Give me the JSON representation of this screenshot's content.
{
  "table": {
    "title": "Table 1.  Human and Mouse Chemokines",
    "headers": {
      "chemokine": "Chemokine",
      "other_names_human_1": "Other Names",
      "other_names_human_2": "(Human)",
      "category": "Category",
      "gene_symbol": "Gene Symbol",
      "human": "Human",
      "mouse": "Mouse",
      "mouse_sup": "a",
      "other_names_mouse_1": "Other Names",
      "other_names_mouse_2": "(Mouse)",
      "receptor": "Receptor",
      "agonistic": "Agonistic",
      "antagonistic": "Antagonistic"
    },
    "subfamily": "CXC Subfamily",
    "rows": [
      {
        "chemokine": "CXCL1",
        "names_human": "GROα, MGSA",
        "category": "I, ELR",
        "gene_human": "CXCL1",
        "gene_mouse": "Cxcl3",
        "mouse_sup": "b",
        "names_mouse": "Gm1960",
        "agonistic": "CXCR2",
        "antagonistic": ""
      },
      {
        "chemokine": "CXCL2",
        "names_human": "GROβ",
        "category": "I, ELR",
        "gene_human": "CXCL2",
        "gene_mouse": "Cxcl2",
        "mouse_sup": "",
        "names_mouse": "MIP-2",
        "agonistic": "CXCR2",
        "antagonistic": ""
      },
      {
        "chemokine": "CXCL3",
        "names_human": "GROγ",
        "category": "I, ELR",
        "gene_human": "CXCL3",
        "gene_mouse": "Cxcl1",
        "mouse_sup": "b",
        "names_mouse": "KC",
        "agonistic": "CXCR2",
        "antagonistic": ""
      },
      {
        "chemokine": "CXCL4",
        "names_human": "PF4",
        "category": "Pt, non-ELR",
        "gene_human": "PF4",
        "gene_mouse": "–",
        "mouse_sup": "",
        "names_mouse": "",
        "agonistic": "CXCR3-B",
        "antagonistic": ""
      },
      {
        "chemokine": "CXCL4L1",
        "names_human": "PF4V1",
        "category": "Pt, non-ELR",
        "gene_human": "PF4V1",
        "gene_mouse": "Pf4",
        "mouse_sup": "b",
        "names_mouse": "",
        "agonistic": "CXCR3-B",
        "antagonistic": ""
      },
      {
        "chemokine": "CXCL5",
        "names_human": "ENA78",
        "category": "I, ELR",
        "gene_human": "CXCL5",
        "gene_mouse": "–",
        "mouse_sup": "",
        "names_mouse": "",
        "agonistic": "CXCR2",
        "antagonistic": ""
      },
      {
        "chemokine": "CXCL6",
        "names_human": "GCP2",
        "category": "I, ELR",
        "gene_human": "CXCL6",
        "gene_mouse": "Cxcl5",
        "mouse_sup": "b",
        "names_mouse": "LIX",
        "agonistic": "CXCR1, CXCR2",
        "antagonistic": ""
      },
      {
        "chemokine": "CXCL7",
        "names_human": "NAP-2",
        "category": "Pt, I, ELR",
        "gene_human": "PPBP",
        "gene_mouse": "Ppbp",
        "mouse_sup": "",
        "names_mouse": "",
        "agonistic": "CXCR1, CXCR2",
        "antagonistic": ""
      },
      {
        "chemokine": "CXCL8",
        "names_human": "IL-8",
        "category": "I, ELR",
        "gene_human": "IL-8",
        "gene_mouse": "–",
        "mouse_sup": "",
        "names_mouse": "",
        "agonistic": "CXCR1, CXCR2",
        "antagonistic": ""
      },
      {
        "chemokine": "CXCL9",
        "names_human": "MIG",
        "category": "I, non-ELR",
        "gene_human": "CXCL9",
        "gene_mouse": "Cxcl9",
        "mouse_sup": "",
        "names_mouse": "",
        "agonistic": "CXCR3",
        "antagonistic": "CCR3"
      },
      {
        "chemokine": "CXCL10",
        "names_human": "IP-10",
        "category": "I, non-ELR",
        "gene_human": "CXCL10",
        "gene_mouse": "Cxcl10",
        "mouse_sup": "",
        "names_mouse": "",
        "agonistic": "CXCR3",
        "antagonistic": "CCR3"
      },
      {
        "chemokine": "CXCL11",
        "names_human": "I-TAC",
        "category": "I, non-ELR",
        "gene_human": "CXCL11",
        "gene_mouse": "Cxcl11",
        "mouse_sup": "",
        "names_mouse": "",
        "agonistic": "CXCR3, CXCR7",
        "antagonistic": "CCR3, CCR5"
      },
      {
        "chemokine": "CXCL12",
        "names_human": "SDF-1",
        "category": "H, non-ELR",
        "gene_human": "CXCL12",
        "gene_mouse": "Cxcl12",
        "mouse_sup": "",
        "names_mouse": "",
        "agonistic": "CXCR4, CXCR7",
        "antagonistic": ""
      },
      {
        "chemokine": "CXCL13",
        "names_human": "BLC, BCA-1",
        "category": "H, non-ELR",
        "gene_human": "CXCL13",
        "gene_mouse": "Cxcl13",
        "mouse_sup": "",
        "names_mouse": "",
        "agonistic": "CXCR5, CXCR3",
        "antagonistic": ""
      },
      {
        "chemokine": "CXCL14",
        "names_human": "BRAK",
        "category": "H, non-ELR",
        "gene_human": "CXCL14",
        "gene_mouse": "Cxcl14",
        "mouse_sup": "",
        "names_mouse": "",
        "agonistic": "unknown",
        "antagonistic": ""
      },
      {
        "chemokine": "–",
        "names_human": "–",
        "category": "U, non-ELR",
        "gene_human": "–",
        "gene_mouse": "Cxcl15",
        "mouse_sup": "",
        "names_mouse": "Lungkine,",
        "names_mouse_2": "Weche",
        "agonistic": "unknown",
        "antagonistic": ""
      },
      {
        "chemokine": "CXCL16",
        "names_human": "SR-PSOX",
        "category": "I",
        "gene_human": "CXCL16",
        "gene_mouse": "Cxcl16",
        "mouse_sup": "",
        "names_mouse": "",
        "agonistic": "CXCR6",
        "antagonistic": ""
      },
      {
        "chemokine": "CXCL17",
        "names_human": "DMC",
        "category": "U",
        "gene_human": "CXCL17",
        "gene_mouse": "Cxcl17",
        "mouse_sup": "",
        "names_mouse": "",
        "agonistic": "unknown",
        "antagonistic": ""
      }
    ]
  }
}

▶ [EXERCISE REQUIREMENTS]:
Can you restate every record above word for word?

▶ [OUTPUT BELOW]:
Give me the JSON representation of this screenshot's content.
{
  "table": {
    "title": "Table 1.  Human and Mouse Chemokines",
    "headers": {
      "chemokine": "Chemokine",
      "other_names_human_1": "Other Names",
      "other_names_human_2": "(Human)",
      "category": "Category",
      "gene_symbol": "Gene Symbol",
      "human": "Human",
      "mouse": "Mouse",
      "mouse_sup": "a",
      "other_names_mouse_1": "Other Names",
      "other_names_mouse_2": "(Mouse)",
      "receptor": "Receptor",
      "agonistic": "Agonistic",
      "antagonistic": "Antagonistic"
    },
    "subfamily": "CXC Subfamily",
    "rows": [
      {
        "chemokine": "CXCL1",
        "names_human": "GROα, MGSA",
        "category": "I, ELR",
        "gene_human": "CXCL1",
        "gene_mouse": "Cxcl3",
        "mouse_sup": "b",
        "names_mouse": "Gm1960",
        "agonistic": "CXCR2",
        "antagonistic": ""
      },
      {
        "chemokine": "CXCL2",
        "names_human": "GROβ",
        "category": "I, ELR",
        "gene_human": "CXCL2",
        "gene_mouse": "Cxcl2",
        "mouse_sup": "",
        "names_mouse": "MIP-2",
        "agonistic": "CXCR2",
        "antagonistic": ""
      },
      {
        "chemokine": "CXCL3",
        "names_human": "GROγ",
        "category": "I, ELR",
        "gene_human": "CXCL3",
        "gene_mouse": "Cxcl1",
        "mouse_sup": "b",
        "names_mouse": "KC",
        "agonistic": "CXCR2",
        "antagonistic": ""
      },
      {
        "chemokine": "CXCL4",
        "names_human": "PF4",
        "category": "Pt, non-ELR",
        "gene_human": "PF4",
        "gene_mouse": "–",
        "mouse_sup": "",
        "names_mouse": "",
        "agonistic": "CXCR3-B",
        "antagonistic": ""
      },
      {
        "chemokine": "CXCL4L1",
        "names_human": "PF4V1",
        "category": "Pt, non-ELR",
        "gene_human": "PF4V1",
        "gene_mouse": "Pf4",
        "mouse_sup": "b",
        "names_mouse": "",
        "agonistic": "CXCR3-B",
        "antagonistic": ""
      },
      {
        "chemokine": "CXCL5",
        "names_human": "ENA78",
        "category": "I, ELR",
        "gene_human": "CXCL5",
        "gene_mouse": "–",
        "mouse_sup": "",
        "names_mouse": "",
        "agonistic": "CXCR2",
        "antagonistic": ""
      },
      {
        "chemokine": "CXCL6",
        "names_human": "GCP2",
        "category": "I, ELR",
        "gene_human": "CXCL6",
        "gene_mouse": "Cxcl5",
        "mouse_sup": "b",
        "names_mouse": "LIX",
        "agonistic": "CXCR1, CXCR2",
        "antagonistic": ""
      },
      {
        "chemokine": "CXCL7",
        "names_human": "NAP-2",
        "category": "Pt, I, ELR",
        "gene_human": "PPBP",
        "gene_mouse": "Ppbp",
        "mouse_sup": "",
        "names_mouse": "",
        "agonistic": "CXCR1, CXCR2",
        "antagonistic": ""
      },
      {
        "chemokine": "CXCL8",
        "names_human": "IL-8",
        "category": "I, ELR",
        "gene_human": "IL-8",
        "gene_mouse": "–",
        "mouse_sup": "",
        "names_mouse": "",
        "agonistic": "CXCR1, CXCR2",
        "antagonistic": ""
      },
      {
        "chemokine": "CXCL9",
        "names_human": "MIG",
        "category": "I, non-ELR",
        "gene_human": "CXCL9",
        "gene_mouse": "Cxcl9",
        "mouse_sup": "",
        "names_mouse": "",
        "agonistic": "CXCR3",
        "antagonistic": "CCR3"
      },
      {
        "chemokine": "CXCL10",
        "names_human": "IP-10",
        "category": "I, non-ELR",
        "gene_human": "CXCL10",
        "gene_mouse": "Cxcl10",
        "mouse_sup": "",
        "names_mouse": "",
        "agonistic": "CXCR3",
        "antagonistic": "CCR3"
      },
      {
        "chemokine": "CXCL11",
        "names_human": "I-TAC",
        "category": "I, non-ELR",
        "gene_human": "CXCL11",
        "gene_mouse": "Cxcl11",
        "mouse_sup": "",
        "names_mouse": "",
        "agonistic": "CXCR3, CXCR7",
        "antagonistic": "CCR3, CCR5"
      },
      {
        "chemokine": "CXCL12",
        "names_human": "SDF-1",
        "category": "H, non-ELR",
        "gene_human": "CXCL12",
        "gene_mouse": "Cxcl12",
        "mouse_sup": "",
        "names_mouse": "",
        "agonistic": "CXCR4, CXCR7",
        "antagonistic": ""
      },
      {
        "chemokine": "CXCL13",
        "names_human": "BLC, BCA-1",
        "category": "H, non-ELR",
        "gene_human": "CXCL13",
        "gene_mouse": "Cxcl13",
        "mouse_sup": "",
        "names_mouse": "",
        "agonistic": "CXCR5, CXCR3",
        "antagonistic": ""
      },
      {
        "chemokine": "CXCL14",
        "names_human": "BRAK",
        "category": "H, non-ELR",
        "gene_human": "CXCL14",
        "gene_mouse": "Cxcl14",
        "mouse_sup": "",
        "names_mouse": "",
        "agonistic": "unknown",
        "antagonistic": ""
      },
      {
        "chemokine": "–",
        "names_human": "–",
        "category": "U, non-ELR",
        "gene_human": "–",
        "gene_mouse": "Cxcl15",
        "mouse_sup": "",
        "names_mouse": "Lungkine,",
        "names_mouse_2": "Weche",
        "agonistic": "unknown",
        "antagonistic": ""
      },
      {
        "chemokine": "CXCL16",
        "names_human": "SR-PSOX",
        "category": "I",
        "gene_human": "CXCL16",
        "gene_mouse": "Cxcl16",
        "mouse_sup": "",
        "names_mouse": "",
        "agonistic": "CXCR6",
        "antagonistic": ""
      },
      {
        "chemokine": "CXCL17",
        "names_human": "DMC",
        "category": "U",
        "gene_human": "CXCL17",
        "gene_mouse": "Cxcl17",
        "mouse_sup": "",
        "names_mouse": "",
        "agonistic": "unknown",
        "antagonistic": ""
      }
    ]
  }
}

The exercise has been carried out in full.